Look through the records below, count the lines with the word "name", and reply with only the number.
======== INFORMATION SHOWN
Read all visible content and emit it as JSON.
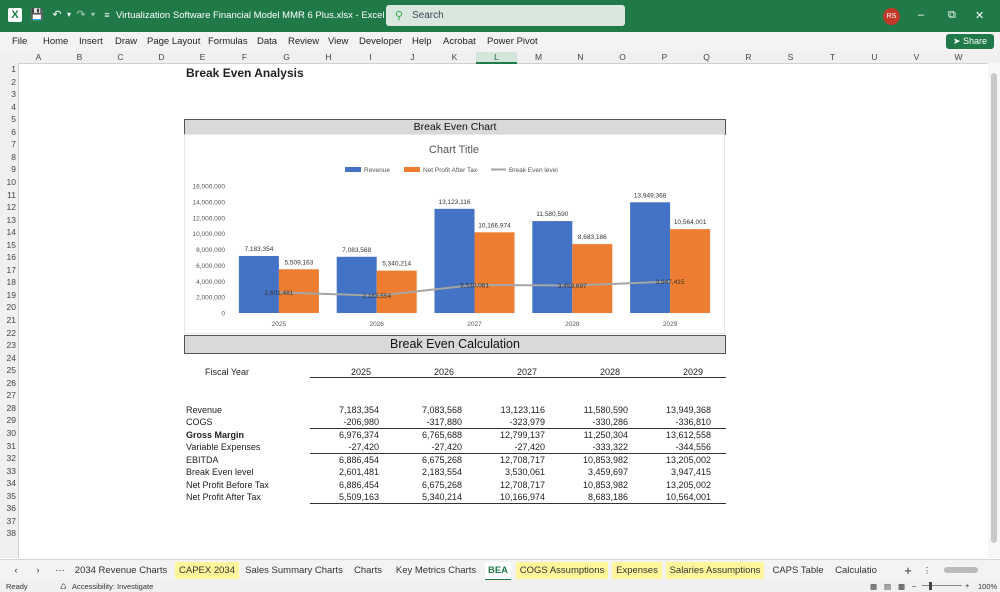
{
  "app": {
    "doc_title": "Virtualization Software Financial Model MMR 6 Plus.xlsx  -  Excel",
    "search_placeholder": "Search",
    "avatar_initials": "RS",
    "accent": "#1f7a48"
  },
  "menu": [
    "File",
    "Home",
    "Insert",
    "Draw",
    "Page Layout",
    "Formulas",
    "Data",
    "Review",
    "View",
    "Developer",
    "Help",
    "Acrobat",
    "Power Pivot"
  ],
  "share_label": "Share",
  "columns": [
    "A",
    "B",
    "C",
    "D",
    "E",
    "F",
    "G",
    "H",
    "I",
    "J",
    "K",
    "L",
    "M",
    "N",
    "O",
    "P",
    "Q",
    "R",
    "S",
    "T",
    "U",
    "V",
    "W"
  ],
  "selected_column": "L",
  "rows": [
    "1",
    "2",
    "3",
    "4",
    "5",
    "6",
    "7",
    "8",
    "9",
    "10",
    "11",
    "12",
    "13",
    "14",
    "15",
    "16",
    "17",
    "18",
    "19",
    "20",
    "21",
    "22",
    "23",
    "24",
    "25",
    "26",
    "27",
    "28",
    "29",
    "30",
    "31",
    "32",
    "33",
    "34",
    "35",
    "36",
    "37",
    "38"
  ],
  "sheet": {
    "title": "Break Even Analysis",
    "chart_band_title": "Break Even Chart",
    "calc_band_title": "Break Even Calculation",
    "fiscal_year_label": "Fiscal Year",
    "years": [
      "2025",
      "2026",
      "2027",
      "2028",
      "2029"
    ],
    "table": [
      {
        "label": "Revenue",
        "bold": false,
        "values": [
          "7,183,354",
          "7,083,568",
          "13,123,116",
          "11,580,590",
          "13,949,368"
        ]
      },
      {
        "label": "COGS",
        "bold": false,
        "values": [
          "-206,980",
          "-317,880",
          "-323,979",
          "-330,286",
          "-336,810"
        ]
      },
      {
        "label": "Gross Margin",
        "bold": true,
        "values": [
          "6,976,374",
          "6,765,688",
          "12,799,137",
          "11,250,304",
          "13,612,558"
        ]
      },
      {
        "label": "Variable Expenses",
        "bold": false,
        "values": [
          "-27,420",
          "-27,420",
          "-27,420",
          "-333,322",
          "-344,556"
        ]
      },
      {
        "label": "EBITDA",
        "bold": false,
        "values": [
          "6,886,454",
          "6,675,268",
          "12,708,717",
          "10,853,982",
          "13,205,002"
        ]
      },
      {
        "label": "Break Even level",
        "bold": false,
        "values": [
          "2,601,481",
          "2,183,554",
          "3,530,061",
          "3,459,697",
          "3,947,415"
        ]
      },
      {
        "label": "Net Profit Before Tax",
        "bold": false,
        "values": [
          "6,886,454",
          "6,675,268",
          "12,708,717",
          "10,853,982",
          "13,205,002"
        ]
      },
      {
        "label": "Net Profit After Tax",
        "bold": false,
        "values": [
          "5,509,163",
          "5,340,214",
          "10,166,974",
          "8,683,186",
          "10,564,001"
        ]
      }
    ]
  },
  "chart_data": {
    "type": "bar",
    "title": "Chart Title",
    "categories": [
      "2025",
      "2026",
      "2027",
      "2028",
      "2029"
    ],
    "series": [
      {
        "name": "Revenue",
        "kind": "bar",
        "color": "#4472c4",
        "values": [
          7183354,
          7083568,
          13123116,
          11580590,
          13949368
        ],
        "labels": [
          "7,183,354",
          "7,083,568",
          "13,123,116",
          "11,580,590",
          "13,949,368"
        ]
      },
      {
        "name": "Net Profit After Tax",
        "kind": "bar",
        "color": "#ed7d31",
        "values": [
          5509163,
          5340214,
          10166974,
          8683186,
          10564001
        ],
        "labels": [
          "5,509,163",
          "5,340,214",
          "10,166,974",
          "8,683,186",
          "10,564,001"
        ]
      },
      {
        "name": "Break Even level",
        "kind": "line",
        "color": "#a5a5a5",
        "values": [
          2601481,
          2183554,
          3530061,
          3459697,
          3947415
        ],
        "labels": [
          "2,601,481",
          "2,183,554",
          "3,530,061",
          "3,459,697",
          "3,947,415"
        ]
      }
    ],
    "ylim": [
      0,
      16000000
    ],
    "yticks": [
      "0",
      "2,000,000",
      "4,000,000",
      "6,000,000",
      "8,000,000",
      "10,000,000",
      "12,000,000",
      "14,000,000",
      "16,000,000"
    ],
    "legend": "top",
    "grid": false
  },
  "tabs": [
    {
      "label": "2034 Revenue Charts",
      "style": "normal"
    },
    {
      "label": "CAPEX 2034",
      "style": "yellow"
    },
    {
      "label": "Sales Summary Charts",
      "style": "normal"
    },
    {
      "label": "Charts",
      "style": "normal"
    },
    {
      "label": "Key Metrics Charts",
      "style": "normal"
    },
    {
      "label": "BEA",
      "style": "active"
    },
    {
      "label": "COGS Assumptions",
      "style": "yellow"
    },
    {
      "label": "Expenses",
      "style": "yellow"
    },
    {
      "label": "Salaries Assumptions",
      "style": "yellow"
    },
    {
      "label": "CAPS Table",
      "style": "normal"
    },
    {
      "label": "Calculatio",
      "style": "normal"
    }
  ],
  "status": {
    "ready": "Ready",
    "accessibility": "Accessibility: Investigate",
    "zoom": "100%"
  }
}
================
§ ANSWER BELOW
3